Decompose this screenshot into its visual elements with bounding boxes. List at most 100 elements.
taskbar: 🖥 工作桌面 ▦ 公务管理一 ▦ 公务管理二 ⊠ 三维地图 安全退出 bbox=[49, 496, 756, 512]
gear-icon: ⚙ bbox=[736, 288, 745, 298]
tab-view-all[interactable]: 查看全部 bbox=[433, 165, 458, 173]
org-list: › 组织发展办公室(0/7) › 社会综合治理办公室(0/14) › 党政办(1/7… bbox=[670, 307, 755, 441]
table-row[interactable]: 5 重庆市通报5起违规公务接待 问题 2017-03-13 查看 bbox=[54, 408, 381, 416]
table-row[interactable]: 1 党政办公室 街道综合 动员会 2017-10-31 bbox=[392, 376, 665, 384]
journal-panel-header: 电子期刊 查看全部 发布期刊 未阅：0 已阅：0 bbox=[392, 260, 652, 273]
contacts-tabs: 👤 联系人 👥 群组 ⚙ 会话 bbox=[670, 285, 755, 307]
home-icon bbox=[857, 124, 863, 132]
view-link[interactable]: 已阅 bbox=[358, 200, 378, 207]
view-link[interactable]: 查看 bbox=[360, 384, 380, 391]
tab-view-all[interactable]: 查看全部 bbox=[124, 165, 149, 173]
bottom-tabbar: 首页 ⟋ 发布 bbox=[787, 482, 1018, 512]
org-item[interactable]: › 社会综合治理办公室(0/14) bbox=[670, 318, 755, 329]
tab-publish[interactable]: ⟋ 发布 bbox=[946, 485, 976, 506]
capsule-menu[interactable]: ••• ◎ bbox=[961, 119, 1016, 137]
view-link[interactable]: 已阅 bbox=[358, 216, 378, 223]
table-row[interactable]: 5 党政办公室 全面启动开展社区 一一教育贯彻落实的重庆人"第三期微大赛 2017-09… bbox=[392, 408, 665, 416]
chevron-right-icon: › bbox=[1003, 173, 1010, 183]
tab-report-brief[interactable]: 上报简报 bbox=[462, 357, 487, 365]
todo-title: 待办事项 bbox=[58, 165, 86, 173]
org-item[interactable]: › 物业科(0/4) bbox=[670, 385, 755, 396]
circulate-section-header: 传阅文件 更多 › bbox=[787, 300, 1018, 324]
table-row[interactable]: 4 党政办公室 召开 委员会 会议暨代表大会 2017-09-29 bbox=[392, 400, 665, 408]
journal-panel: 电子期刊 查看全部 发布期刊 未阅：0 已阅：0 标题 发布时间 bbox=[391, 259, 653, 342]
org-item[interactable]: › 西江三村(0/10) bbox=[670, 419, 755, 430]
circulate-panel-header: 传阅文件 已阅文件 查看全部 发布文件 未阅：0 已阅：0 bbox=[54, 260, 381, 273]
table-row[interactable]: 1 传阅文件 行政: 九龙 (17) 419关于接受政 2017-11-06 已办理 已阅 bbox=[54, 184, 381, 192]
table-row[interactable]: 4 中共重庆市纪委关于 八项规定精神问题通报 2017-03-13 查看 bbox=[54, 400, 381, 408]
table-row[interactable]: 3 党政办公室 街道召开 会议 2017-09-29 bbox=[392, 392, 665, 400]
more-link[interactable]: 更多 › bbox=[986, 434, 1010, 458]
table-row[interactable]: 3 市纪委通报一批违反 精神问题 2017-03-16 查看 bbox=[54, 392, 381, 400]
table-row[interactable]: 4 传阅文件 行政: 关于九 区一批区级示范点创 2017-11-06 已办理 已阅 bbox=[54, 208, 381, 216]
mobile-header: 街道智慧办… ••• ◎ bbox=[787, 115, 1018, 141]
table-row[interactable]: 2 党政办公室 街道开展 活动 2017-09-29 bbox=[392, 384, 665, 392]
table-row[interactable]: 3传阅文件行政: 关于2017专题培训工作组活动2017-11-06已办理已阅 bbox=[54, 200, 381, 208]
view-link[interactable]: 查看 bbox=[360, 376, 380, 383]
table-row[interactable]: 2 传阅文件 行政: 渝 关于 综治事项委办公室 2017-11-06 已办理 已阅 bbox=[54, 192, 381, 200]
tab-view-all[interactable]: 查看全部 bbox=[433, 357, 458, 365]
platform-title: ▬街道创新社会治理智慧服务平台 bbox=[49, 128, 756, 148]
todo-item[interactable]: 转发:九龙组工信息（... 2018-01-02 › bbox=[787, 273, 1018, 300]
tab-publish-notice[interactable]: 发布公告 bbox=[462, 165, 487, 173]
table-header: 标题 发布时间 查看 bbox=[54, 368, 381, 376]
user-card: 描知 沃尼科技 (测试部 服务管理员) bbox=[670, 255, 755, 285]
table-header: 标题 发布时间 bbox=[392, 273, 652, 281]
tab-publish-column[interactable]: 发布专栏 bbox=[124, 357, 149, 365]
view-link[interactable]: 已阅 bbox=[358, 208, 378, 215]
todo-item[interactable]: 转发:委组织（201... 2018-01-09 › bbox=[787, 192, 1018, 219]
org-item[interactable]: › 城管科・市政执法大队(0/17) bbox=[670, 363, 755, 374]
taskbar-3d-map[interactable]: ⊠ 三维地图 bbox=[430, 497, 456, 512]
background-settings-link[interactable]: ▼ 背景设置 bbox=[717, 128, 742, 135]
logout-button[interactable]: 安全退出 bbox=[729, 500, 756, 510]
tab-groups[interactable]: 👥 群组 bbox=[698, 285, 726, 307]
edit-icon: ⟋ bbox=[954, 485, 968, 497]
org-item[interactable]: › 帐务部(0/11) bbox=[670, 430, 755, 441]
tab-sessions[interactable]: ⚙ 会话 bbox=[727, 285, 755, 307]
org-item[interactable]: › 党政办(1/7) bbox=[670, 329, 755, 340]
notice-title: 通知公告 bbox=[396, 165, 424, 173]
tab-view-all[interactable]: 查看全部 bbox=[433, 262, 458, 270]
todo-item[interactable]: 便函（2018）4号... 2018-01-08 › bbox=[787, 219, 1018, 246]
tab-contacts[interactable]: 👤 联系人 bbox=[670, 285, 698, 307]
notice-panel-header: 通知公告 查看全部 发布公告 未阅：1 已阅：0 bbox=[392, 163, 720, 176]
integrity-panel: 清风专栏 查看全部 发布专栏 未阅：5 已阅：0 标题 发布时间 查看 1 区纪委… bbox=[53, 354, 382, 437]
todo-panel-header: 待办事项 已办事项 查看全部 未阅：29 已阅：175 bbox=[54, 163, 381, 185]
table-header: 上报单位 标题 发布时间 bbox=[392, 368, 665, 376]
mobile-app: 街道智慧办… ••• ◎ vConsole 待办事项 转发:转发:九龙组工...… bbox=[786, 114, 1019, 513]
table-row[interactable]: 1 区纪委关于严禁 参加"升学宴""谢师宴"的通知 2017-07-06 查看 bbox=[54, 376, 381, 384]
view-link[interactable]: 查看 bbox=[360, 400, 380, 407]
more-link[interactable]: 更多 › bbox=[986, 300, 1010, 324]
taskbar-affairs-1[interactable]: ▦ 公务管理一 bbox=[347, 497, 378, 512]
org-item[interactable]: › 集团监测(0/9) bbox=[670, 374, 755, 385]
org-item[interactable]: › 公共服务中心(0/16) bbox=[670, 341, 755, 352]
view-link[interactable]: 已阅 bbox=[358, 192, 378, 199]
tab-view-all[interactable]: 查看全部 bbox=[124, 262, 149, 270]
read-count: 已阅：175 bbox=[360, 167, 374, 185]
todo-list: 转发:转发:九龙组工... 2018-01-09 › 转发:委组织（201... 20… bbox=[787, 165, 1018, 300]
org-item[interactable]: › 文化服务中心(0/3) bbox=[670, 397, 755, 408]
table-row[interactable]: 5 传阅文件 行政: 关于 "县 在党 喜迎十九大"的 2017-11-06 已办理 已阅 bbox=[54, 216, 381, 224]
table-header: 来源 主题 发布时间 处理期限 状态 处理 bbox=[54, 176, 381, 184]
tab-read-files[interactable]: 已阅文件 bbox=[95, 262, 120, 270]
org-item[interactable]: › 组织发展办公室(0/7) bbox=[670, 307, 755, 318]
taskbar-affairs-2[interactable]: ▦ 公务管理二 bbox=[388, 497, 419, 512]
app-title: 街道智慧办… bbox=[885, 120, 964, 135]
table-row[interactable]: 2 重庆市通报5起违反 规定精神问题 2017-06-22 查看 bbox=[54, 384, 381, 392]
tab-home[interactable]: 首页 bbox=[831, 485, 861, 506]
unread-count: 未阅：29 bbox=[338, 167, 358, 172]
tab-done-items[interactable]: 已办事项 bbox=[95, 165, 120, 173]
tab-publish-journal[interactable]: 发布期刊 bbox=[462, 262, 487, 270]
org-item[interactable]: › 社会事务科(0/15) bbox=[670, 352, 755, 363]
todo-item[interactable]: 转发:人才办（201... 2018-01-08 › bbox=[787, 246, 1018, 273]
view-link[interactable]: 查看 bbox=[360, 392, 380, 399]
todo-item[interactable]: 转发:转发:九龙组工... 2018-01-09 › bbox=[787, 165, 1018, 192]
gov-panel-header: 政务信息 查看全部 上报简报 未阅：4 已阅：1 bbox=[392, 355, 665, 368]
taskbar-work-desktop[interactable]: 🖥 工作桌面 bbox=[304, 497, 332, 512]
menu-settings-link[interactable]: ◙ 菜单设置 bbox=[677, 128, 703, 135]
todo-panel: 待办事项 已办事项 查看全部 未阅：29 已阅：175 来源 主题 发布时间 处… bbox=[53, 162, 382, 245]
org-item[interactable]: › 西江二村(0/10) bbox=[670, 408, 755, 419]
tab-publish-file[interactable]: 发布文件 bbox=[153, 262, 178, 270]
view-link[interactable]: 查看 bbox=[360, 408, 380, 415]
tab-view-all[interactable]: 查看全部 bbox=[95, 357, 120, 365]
◆ ◆ ◆ ◆ ◆ ◆ ◆
◆ Task details:
Reproduce the records from the start down through the line containing "table-row[interactable]: 3 市纪委通报一批违反", substituting "list-row" for every "table-row" and leaving all else unchanged.

◆ Full response:
Decompose this screenshot into its visual elements with bounding boxes. List at most 100 elements.
taskbar: 🖥 工作桌面 ▦ 公务管理一 ▦ 公务管理二 ⊠ 三维地图 安全退出 bbox=[49, 496, 756, 512]
gear-icon: ⚙ bbox=[736, 288, 745, 298]
tab-view-all[interactable]: 查看全部 bbox=[433, 165, 458, 173]
org-list: › 组织发展办公室(0/7) › 社会综合治理办公室(0/14) › 党政办(1/7… bbox=[670, 307, 755, 441]
list-row[interactable]: 5 重庆市通报5起违规公务接待 问题 2017-03-13 查看 bbox=[54, 408, 381, 416]
list-row[interactable]: 1 党政办公室 街道综合 动员会 2017-10-31 bbox=[392, 376, 665, 384]
journal-panel-header: 电子期刊 查看全部 发布期刊 未阅：0 已阅：0 bbox=[392, 260, 652, 273]
contacts-tabs: 👤 联系人 👥 群组 ⚙ 会话 bbox=[670, 285, 755, 307]
home-icon bbox=[857, 124, 863, 132]
view-link[interactable]: 已阅 bbox=[358, 200, 378, 207]
view-link[interactable]: 查看 bbox=[360, 384, 380, 391]
tab-view-all[interactable]: 查看全部 bbox=[124, 165, 149, 173]
bottom-tabbar: 首页 ⟋ 发布 bbox=[787, 482, 1018, 512]
org-item[interactable]: › 社会综合治理办公室(0/14) bbox=[670, 318, 755, 329]
tab-publish[interactable]: ⟋ 发布 bbox=[946, 485, 976, 506]
capsule-menu[interactable]: ••• ◎ bbox=[961, 119, 1016, 137]
view-link[interactable]: 已阅 bbox=[358, 216, 378, 223]
list-row[interactable]: 5 党政办公室 全面启动开展社区 一一教育贯彻落实的重庆人"第三期微大赛 2017-09… bbox=[392, 408, 665, 416]
chevron-right-icon: › bbox=[1003, 173, 1010, 183]
tab-report-brief[interactable]: 上报简报 bbox=[462, 357, 487, 365]
todo-title: 待办事项 bbox=[58, 165, 86, 173]
org-item[interactable]: › 物业科(0/4) bbox=[670, 385, 755, 396]
circulate-section-header: 传阅文件 更多 › bbox=[787, 300, 1018, 324]
list-row[interactable]: 4 党政办公室 召开 委员会 会议暨代表大会 2017-09-29 bbox=[392, 400, 665, 408]
journal-panel: 电子期刊 查看全部 发布期刊 未阅：0 已阅：0 标题 发布时间 bbox=[391, 259, 653, 342]
org-item[interactable]: › 西江三村(0/10) bbox=[670, 419, 755, 430]
circulate-panel-header: 传阅文件 已阅文件 查看全部 发布文件 未阅：0 已阅：0 bbox=[54, 260, 381, 273]
list-row[interactable]: 1 传阅文件 行政: 九龙 (17) 419关于接受政 2017-11-06 已办理 已阅 bbox=[54, 184, 381, 192]
list-row[interactable]: 4 中共重庆市纪委关于 八项规定精神问题通报 2017-03-13 查看 bbox=[54, 400, 381, 408]
list-row[interactable]: 3 党政办公室 街道召开 会议 2017-09-29 bbox=[392, 392, 665, 400]
more-link[interactable]: 更多 › bbox=[986, 434, 1010, 458]
list-row[interactable]: 3 市纪委通报一批违反 精神问题 2017-03-16 查看 bbox=[54, 392, 381, 400]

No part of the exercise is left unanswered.